(Collected data)
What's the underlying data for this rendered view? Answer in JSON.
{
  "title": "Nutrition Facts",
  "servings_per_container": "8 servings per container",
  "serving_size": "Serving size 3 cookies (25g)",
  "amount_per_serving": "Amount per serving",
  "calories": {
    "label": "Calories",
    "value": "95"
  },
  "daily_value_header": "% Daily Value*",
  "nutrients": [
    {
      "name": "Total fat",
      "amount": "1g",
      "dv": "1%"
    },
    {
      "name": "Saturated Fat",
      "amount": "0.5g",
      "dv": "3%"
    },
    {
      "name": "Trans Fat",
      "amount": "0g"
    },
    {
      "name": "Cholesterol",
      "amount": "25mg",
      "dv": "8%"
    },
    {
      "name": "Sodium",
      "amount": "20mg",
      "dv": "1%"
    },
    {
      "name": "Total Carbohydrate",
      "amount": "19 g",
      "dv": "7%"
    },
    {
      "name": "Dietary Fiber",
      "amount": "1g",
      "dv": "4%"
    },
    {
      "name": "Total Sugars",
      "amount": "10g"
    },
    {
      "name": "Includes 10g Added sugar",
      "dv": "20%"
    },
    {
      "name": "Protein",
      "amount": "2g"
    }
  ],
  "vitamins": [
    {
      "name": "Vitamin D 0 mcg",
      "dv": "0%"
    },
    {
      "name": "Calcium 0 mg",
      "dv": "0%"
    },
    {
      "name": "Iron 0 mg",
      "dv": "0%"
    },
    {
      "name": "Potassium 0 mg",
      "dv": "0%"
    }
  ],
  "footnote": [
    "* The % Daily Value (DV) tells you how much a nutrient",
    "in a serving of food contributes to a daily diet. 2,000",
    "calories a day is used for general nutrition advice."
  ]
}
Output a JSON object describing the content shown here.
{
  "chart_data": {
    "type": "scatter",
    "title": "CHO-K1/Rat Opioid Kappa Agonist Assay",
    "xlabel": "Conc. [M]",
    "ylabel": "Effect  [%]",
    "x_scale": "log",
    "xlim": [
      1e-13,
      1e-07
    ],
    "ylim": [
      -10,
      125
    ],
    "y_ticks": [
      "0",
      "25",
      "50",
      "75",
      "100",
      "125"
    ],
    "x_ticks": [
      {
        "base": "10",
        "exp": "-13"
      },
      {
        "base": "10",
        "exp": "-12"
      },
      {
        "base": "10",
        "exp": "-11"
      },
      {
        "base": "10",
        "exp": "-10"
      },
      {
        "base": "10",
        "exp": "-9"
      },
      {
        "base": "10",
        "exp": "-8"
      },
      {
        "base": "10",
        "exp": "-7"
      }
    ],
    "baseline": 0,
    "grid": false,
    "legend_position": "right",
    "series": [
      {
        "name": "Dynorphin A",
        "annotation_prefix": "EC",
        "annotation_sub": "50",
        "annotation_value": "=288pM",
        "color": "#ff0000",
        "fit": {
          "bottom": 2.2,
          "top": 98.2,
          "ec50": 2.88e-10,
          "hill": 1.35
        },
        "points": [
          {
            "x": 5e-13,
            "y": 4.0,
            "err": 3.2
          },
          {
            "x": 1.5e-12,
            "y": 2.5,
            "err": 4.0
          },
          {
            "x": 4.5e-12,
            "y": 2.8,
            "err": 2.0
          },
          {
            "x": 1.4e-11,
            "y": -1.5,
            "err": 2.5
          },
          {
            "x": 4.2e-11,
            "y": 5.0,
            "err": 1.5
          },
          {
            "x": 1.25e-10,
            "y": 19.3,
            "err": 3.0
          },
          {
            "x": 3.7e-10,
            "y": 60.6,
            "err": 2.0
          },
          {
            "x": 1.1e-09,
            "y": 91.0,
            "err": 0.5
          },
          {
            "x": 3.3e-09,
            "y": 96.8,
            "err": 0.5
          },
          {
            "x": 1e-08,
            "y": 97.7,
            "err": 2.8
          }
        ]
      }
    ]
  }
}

# WORK REQUIRED
After identifying the lines above that contain "title", copy each one.

# RESPONSE AREA
  "title": "Nutrition Facts",
    "title": "CHO-K1/Rat Opioid Kappa Agonist Assay",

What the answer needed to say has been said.